→ **WHAT IS ASKED**:
Would you set down every entry shown below, precisely as written?

→ **RECORDS TO USE**:

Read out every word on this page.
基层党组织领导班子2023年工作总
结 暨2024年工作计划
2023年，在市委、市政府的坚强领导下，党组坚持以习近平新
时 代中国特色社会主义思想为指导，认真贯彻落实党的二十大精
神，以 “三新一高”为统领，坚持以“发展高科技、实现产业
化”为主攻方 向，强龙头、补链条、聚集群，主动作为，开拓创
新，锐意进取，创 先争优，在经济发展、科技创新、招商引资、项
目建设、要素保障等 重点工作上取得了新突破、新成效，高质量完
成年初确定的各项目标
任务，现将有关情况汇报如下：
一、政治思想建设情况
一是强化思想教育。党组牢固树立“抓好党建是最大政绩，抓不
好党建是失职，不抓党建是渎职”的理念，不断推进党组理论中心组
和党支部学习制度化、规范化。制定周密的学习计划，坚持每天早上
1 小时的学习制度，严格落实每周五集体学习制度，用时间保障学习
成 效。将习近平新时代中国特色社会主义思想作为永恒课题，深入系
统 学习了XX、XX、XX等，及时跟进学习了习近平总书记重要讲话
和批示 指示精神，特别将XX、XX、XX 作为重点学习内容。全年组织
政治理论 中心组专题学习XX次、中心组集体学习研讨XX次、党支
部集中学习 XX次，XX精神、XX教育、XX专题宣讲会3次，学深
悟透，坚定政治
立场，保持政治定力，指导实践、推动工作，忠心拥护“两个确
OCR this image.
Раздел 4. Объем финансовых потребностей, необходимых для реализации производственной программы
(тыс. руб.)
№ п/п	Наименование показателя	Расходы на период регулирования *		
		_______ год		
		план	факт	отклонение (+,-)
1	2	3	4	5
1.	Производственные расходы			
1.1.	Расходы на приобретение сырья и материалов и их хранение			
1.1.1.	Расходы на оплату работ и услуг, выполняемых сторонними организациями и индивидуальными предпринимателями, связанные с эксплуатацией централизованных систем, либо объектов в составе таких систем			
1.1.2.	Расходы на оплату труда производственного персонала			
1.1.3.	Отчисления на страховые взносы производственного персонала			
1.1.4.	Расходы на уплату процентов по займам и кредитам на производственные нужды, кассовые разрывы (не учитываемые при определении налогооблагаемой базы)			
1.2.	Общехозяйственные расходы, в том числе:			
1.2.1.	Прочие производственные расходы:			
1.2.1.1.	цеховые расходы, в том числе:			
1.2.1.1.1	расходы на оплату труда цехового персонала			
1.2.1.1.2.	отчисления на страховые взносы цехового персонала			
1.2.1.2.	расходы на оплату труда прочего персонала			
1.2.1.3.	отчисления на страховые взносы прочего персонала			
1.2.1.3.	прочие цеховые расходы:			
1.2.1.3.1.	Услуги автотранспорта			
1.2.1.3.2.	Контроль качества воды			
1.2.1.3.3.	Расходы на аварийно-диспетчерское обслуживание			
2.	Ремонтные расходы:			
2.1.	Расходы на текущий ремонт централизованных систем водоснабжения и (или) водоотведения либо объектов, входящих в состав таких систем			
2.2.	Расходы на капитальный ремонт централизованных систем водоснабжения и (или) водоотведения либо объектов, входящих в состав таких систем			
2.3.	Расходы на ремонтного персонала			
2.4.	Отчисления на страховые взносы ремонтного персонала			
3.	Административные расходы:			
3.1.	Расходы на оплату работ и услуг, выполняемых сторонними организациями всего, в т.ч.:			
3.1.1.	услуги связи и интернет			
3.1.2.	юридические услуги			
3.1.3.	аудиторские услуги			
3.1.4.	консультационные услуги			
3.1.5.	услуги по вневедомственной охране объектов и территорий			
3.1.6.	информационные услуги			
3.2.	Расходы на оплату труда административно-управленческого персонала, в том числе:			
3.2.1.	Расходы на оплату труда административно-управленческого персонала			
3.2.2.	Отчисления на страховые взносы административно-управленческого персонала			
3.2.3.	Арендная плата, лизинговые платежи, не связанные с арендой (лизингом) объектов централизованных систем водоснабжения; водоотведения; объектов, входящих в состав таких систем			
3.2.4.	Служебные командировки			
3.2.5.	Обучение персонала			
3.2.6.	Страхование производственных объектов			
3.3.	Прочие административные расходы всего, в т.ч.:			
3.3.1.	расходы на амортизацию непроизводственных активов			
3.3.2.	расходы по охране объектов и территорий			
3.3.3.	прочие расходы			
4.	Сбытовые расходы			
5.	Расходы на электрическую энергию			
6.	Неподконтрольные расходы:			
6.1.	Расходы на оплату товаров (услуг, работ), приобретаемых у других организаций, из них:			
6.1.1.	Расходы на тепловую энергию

→ **RESPONSE BELOW**:
Read out every word on this page.
基层党组织领导班子2023年工作总
结 暨2024年工作计划
2023年，在市委、市政府的坚强领导下，党组坚持以习近平新
时 代中国特色社会主义思想为指导，认真贯彻落实党的二十大精
神，以 “三新一高”为统领，坚持以“发展高科技、实现产业
化”为主攻方 向，强龙头、补链条、聚集群，主动作为，开拓创
新，锐意进取，创 先争优，在经济发展、科技创新、招商引资、项
目建设、要素保障等 重点工作上取得了新突破、新成效，高质量完
成年初确定的各项目标
任务，现将有关情况汇报如下：
一、政治思想建设情况
一是强化思想教育。党组牢固树立“抓好党建是最大政绩，抓不
好党建是失职，不抓党建是渎职”的理念，不断推进党组理论中心组
和党支部学习制度化、规范化。制定周密的学习计划，坚持每天早上
1 小时的学习制度，严格落实每周五集体学习制度，用时间保障学习
成 效。将习近平新时代中国特色社会主义思想作为永恒课题，深入系
统 学习了XX、XX、XX等，及时跟进学习了习近平总书记重要讲话
和批示 指示精神，特别将XX、XX、XX 作为重点学习内容。全年组织
政治理论 中心组专题学习XX次、中心组集体学习研讨XX次、党支
部集中学习 XX次，XX精神、XX教育、XX专题宣讲会3次，学深
悟透，坚定政治
立场，保持政治定力，指导实践、推动工作，忠心拥护“两个确
OCR this image.
Раздел 4. Объем финансовых потребностей, необходимых для реализации производственной программы
(тыс. руб.)
№ п/п	Наименование показателя	Расходы на период регулирования *		
		_______ год		
		план	факт	отклонение (+,-)
1	2	3	4	5
1.	Производственные расходы			
1.1.	Расходы на приобретение сырья и материалов и их хранение			
1.1.1.	Расходы на оплату работ и услуг, выполняемых сторонними организациями и индивидуальными предпринимателями, связанные с эксплуатацией централизованных систем, либо объектов в составе таких систем			
1.1.2.	Расходы на оплату труда производственного персонала			
1.1.3.	Отчисления на страховые взносы производственного персонала			
1.1.4.	Расходы на уплату процентов по займам и кредитам на производственные нужды, кассовые разрывы (не учитываемые при определении налогооблагаемой базы)			
1.2.	Общехозяйственные расходы, в том числе:			
1.2.1.	Прочие производственные расходы:			
1.2.1.1.	цеховые расходы, в том числе:			
1.2.1.1.1	расходы на оплату труда цехового персонала			
1.2.1.1.2.	отчисления на страховые взносы цехового персонала			
1.2.1.2.	расходы на оплату труда прочего персонала			
1.2.1.3.	отчисления на страховые взносы прочего персонала			
1.2.1.3.	прочие цеховые расходы:			
1.2.1.3.1.	Услуги автотранспорта			
1.2.1.3.2.	Контроль качества воды			
1.2.1.3.3.	Расходы на аварийно-диспетчерское обслуживание			
2.	Ремонтные расходы:			
2.1.	Расходы на текущий ремонт централизованных систем водоснабжения и (или) водоотведения либо объектов, входящих в состав таких систем			
2.2.	Расходы на капитальный ремонт централизованных систем водоснабжения и (или) водоотведения либо объектов, входящих в состав таких систем			
2.3.	Расходы на ремонтного персонала			
2.4.	Отчисления на страховые взносы ремонтного персонала			
3.	Административные расходы:			
3.1.	Расходы на оплату работ и услуг, выполняемых сторонними организациями всего, в т.ч.:			
3.1.1.	услуги связи и интернет			
3.1.2.	юридические услуги			
3.1.3.	аудиторские услуги			
3.1.4.	консультационные услуги			
3.1.5.	услуги по вневедомственной охране объектов и территорий			
3.1.6.	информационные услуги			
3.2.	Расходы на оплату труда административно-управленческого персонала, в том числе:			
3.2.1.	Расходы на оплату труда административно-управленческого персонала			
3.2.2.	Отчисления на страховые взносы административно-управленческого персонала			
3.2.3.	Арендная плата, лизинговые платежи, не связанные с арендой (лизингом) объектов централизованных систем водоснабжения; водоотведения; объектов, входящих в состав таких систем			
3.2.4.	Служебные командировки			
3.2.5.	Обучение персонала			
3.2.6.	Страхование производственных объектов			
3.3.	Прочие административные расходы всего, в т.ч.:			
3.3.1.	расходы на амортизацию непроизводственных активов			
3.3.2.	расходы по охране объектов и территорий			
3.3.3.	прочие расходы			
4.	Сбытовые расходы			
5.	Расходы на электрическую энергию			
6.	Неподконтрольные расходы:			
6.1.	Расходы на оплату товаров (услуг, работ), приобретаемых у других организаций, из них:			
6.1.1.	Расходы на тепловую энергию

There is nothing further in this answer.